Extracted data entries
"""
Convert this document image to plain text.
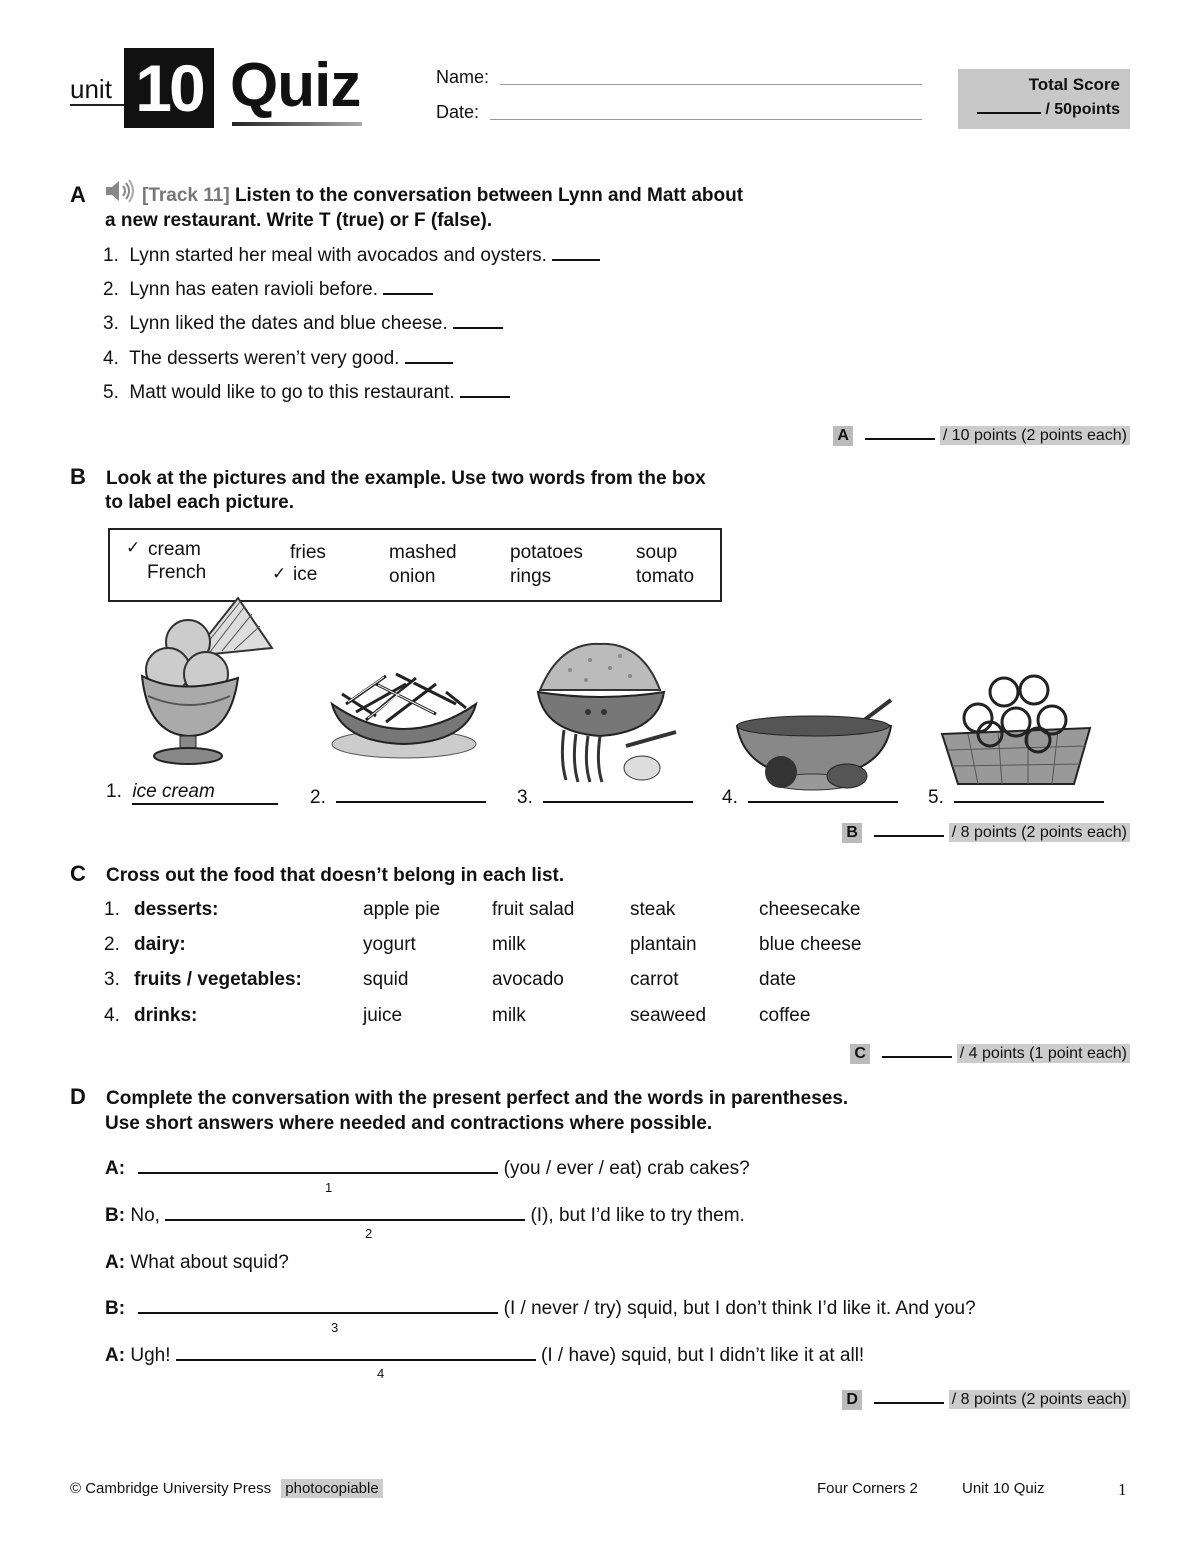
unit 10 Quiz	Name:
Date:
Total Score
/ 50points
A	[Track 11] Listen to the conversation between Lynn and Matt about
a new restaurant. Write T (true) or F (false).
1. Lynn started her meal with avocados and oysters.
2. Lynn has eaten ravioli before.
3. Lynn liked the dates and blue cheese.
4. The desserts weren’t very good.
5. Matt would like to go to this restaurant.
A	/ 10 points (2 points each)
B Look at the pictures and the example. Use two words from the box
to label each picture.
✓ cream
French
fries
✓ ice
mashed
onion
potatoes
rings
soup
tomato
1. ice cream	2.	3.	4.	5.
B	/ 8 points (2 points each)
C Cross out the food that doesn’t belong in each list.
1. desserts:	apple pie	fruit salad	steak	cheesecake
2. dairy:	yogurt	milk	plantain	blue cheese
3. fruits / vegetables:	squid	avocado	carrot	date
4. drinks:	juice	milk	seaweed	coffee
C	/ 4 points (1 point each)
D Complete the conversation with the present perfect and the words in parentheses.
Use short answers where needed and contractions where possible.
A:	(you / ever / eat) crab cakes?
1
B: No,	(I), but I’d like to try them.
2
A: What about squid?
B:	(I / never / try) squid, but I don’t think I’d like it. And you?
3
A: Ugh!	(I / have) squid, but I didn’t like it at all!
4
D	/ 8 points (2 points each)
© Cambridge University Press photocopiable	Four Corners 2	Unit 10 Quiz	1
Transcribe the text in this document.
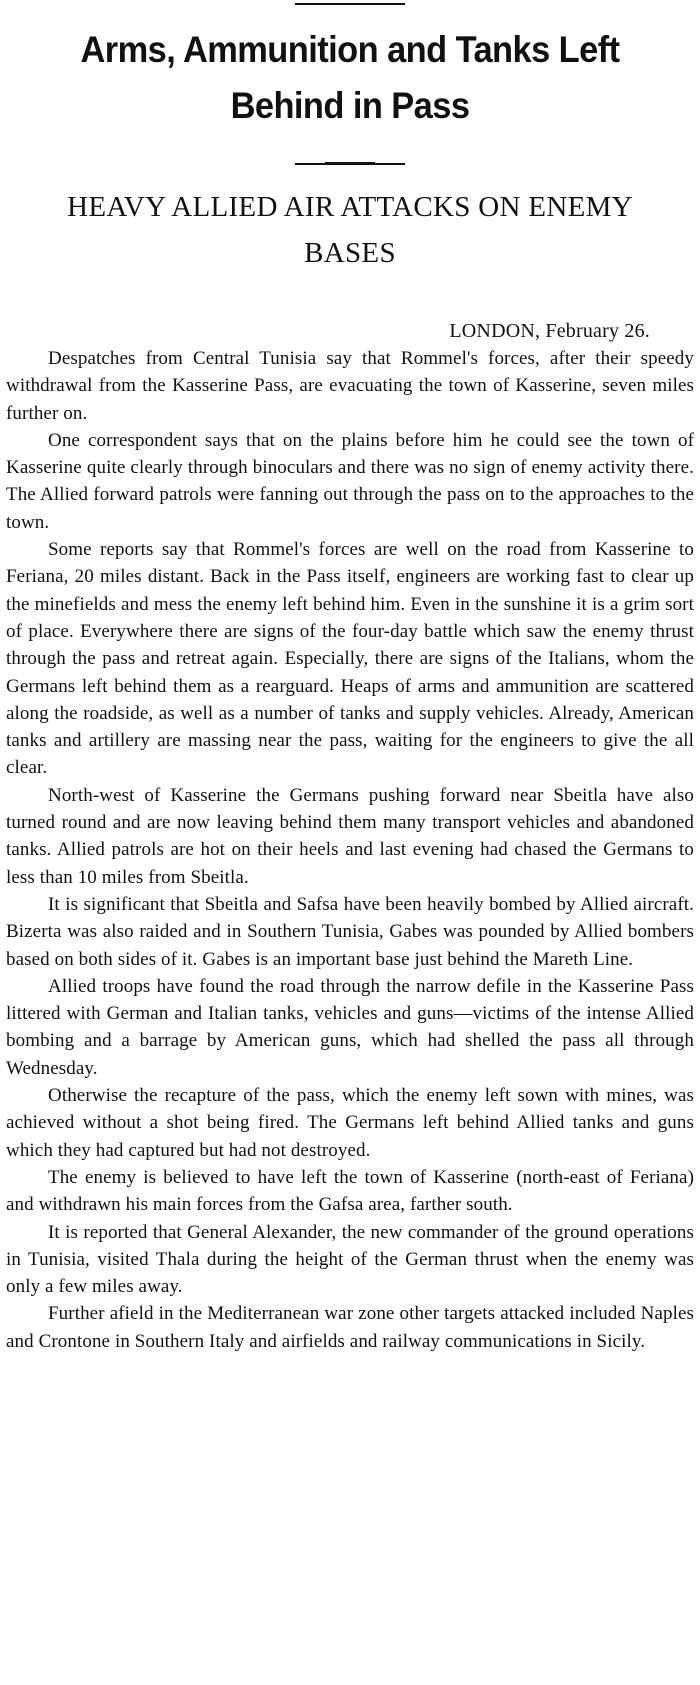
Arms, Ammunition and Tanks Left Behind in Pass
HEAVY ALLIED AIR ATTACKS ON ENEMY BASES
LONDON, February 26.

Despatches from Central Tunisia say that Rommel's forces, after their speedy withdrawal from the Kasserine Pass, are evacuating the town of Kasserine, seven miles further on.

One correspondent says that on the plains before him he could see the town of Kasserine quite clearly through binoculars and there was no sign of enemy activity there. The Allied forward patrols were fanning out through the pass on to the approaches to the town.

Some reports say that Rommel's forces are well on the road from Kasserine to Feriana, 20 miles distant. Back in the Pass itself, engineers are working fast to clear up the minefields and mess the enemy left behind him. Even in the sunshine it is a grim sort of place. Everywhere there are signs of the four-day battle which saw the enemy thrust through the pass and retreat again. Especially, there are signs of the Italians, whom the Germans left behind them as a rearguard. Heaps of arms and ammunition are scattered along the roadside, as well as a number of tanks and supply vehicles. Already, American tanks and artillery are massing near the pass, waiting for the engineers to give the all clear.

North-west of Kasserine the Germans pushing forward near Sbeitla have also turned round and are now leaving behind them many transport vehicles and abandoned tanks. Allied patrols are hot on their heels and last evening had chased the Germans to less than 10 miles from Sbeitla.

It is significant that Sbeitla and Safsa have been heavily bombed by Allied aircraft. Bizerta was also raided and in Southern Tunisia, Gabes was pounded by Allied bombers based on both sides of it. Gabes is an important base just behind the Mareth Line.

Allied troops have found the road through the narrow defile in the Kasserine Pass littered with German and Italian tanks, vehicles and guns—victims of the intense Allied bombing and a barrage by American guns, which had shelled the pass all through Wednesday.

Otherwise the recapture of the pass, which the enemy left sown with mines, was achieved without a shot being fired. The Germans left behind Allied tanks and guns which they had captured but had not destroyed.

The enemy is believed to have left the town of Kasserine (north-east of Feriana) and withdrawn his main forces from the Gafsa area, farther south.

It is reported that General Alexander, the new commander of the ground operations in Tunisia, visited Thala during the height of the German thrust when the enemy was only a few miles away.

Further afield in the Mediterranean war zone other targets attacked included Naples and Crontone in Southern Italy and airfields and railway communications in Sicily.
"""
"""
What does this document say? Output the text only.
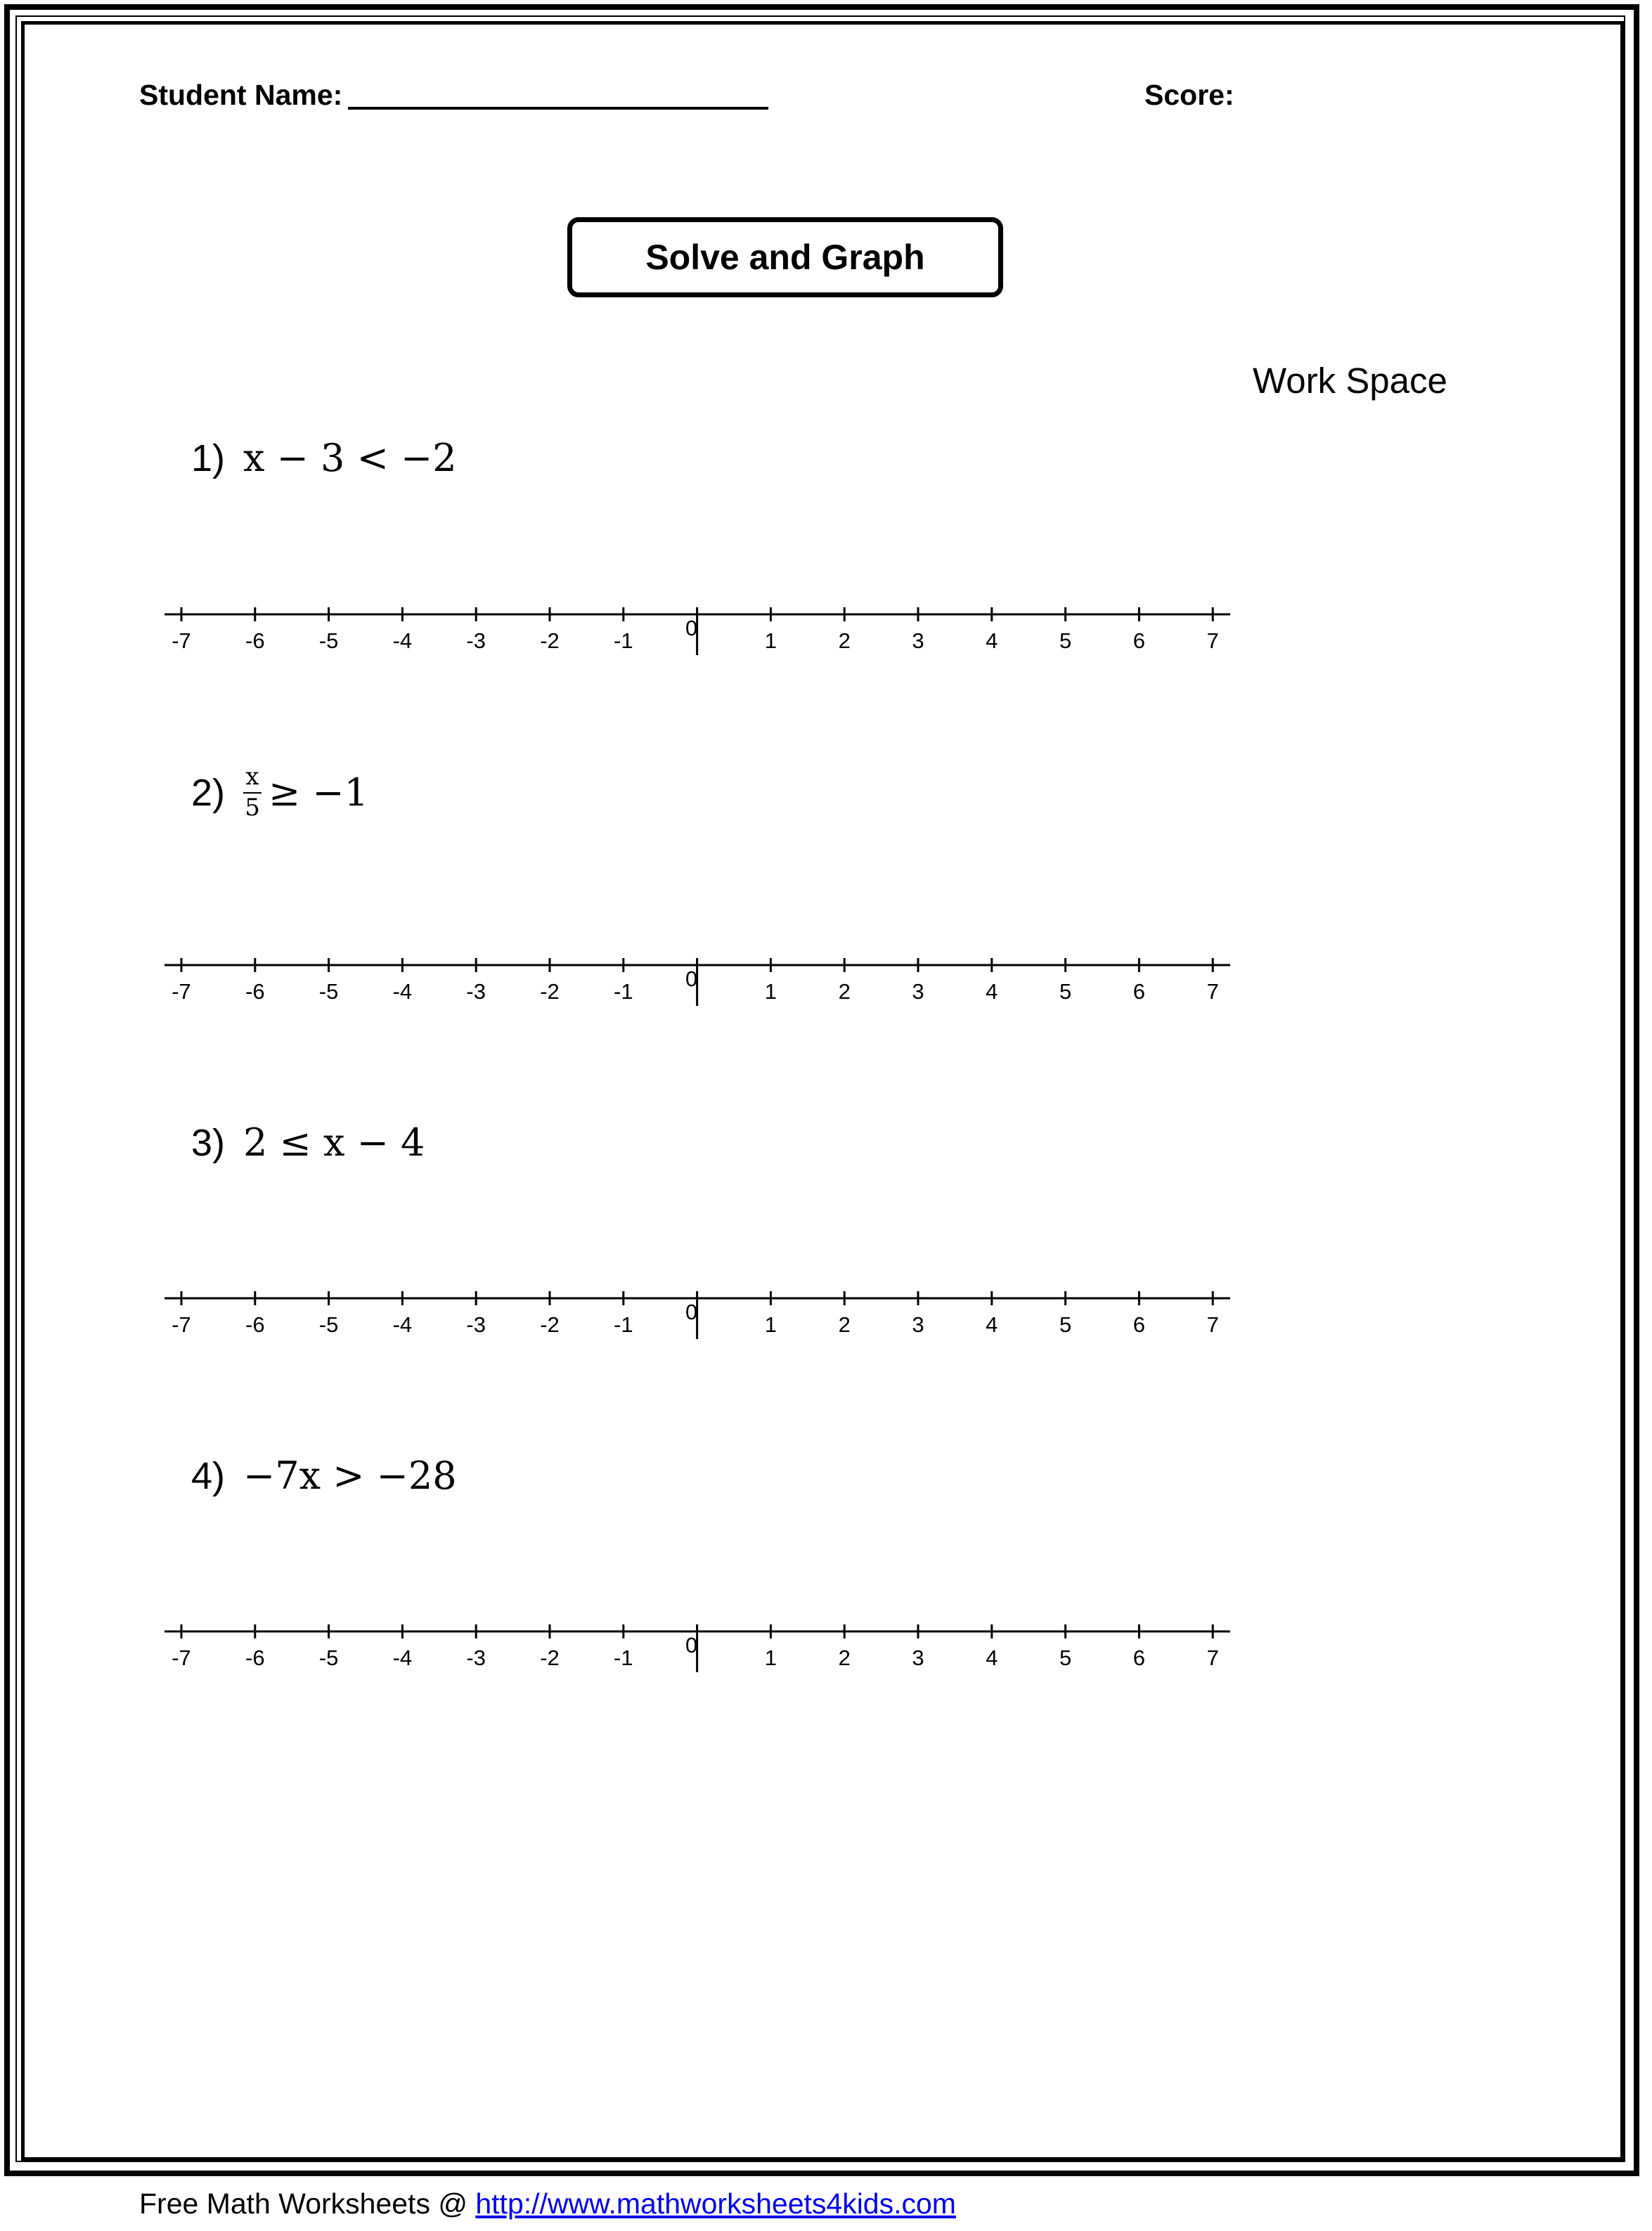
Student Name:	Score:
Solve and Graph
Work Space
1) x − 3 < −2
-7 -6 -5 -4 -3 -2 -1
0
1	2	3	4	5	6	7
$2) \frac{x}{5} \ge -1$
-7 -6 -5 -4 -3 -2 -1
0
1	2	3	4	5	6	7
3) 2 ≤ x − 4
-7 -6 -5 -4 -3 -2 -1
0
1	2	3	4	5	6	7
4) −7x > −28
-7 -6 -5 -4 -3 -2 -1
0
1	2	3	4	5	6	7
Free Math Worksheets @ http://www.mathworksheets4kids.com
"""
SHORT EXERCISE
Track down every line holding the string "there" and copy it.

CORRECT OUTPUT
One correspondent says that on the plains before him he could see the town of Kasserine quite clearly through binoculars and there was no sign of enemy activity there. The Allied forward patrols were fanning out through the pass on to the approaches to the town.
Some reports say that Rommel's forces are well on the road from Kasserine to Feriana, 20 miles distant. Back in the Pass itself, engineers are working fast to clear up the minefields and mess the enemy left behind him. Even in the sunshine it is a grim sort of place. Everywhere there are signs of the four-day battle which saw the enemy thrust through the pass and retreat again. Especially, there are signs of the Italians, whom the Germans left behind them as a rearguard. Heaps of arms and ammunition are scattered along the roadside, as well as a number of tanks and supply vehicles. Already, American tanks and artillery are massing near the pass, waiting for the engineers to give the all clear.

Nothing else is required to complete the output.